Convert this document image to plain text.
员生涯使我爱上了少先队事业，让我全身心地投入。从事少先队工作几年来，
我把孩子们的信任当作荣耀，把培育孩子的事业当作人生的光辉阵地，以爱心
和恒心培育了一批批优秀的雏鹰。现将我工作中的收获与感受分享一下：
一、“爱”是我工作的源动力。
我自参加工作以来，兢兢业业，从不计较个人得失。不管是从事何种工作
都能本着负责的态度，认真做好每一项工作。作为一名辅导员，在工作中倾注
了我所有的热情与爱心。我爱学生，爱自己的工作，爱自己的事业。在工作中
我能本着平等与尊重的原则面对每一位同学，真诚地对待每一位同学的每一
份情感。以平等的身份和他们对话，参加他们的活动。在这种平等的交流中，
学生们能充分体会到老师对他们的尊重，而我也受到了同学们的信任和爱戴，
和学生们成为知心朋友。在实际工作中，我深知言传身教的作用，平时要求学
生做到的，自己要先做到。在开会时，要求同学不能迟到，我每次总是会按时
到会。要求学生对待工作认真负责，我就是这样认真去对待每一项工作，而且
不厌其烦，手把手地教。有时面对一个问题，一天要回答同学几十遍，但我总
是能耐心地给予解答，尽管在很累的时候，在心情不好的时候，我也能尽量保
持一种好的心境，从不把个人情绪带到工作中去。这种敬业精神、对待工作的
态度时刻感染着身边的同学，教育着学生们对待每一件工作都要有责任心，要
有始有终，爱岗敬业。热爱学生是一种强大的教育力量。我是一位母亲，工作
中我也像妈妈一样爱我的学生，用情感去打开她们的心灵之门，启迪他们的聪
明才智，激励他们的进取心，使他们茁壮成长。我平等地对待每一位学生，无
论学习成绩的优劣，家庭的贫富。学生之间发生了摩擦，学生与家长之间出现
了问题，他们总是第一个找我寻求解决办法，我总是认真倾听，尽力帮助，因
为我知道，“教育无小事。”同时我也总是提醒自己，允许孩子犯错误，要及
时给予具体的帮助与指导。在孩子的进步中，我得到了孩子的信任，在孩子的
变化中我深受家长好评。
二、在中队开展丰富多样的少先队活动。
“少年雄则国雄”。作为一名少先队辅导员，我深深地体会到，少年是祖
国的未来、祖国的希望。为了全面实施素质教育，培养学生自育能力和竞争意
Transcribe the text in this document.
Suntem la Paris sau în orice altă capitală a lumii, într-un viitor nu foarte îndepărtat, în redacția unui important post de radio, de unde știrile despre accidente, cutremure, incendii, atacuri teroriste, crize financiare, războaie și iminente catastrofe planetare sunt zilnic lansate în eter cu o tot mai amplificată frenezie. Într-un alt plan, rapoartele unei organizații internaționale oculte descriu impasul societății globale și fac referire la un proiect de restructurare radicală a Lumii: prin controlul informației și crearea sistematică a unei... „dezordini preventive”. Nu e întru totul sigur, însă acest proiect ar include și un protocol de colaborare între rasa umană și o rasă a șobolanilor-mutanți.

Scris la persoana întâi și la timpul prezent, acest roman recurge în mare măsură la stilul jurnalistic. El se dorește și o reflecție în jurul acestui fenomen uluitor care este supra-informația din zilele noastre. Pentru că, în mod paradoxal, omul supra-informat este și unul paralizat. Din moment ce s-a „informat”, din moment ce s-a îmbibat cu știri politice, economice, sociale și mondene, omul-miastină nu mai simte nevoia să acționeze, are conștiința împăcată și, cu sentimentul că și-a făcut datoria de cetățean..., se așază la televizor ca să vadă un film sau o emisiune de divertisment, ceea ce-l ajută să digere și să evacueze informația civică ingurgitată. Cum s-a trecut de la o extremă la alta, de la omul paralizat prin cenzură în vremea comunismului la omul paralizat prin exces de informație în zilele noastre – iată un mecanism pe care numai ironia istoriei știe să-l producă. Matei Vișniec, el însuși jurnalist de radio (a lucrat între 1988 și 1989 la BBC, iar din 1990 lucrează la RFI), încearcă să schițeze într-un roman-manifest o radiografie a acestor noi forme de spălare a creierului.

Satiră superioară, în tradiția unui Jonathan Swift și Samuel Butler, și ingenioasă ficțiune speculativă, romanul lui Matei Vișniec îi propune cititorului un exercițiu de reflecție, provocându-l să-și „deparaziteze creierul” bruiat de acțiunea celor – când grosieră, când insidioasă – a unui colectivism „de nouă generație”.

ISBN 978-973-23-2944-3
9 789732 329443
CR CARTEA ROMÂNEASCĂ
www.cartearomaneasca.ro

========================================

WORK INSTRUCTIONS ::
Which lines hold the word "this"? Show each one.

TASK RESPONSE ::
Convert this document image to plain text.
Transcribe the text in this document.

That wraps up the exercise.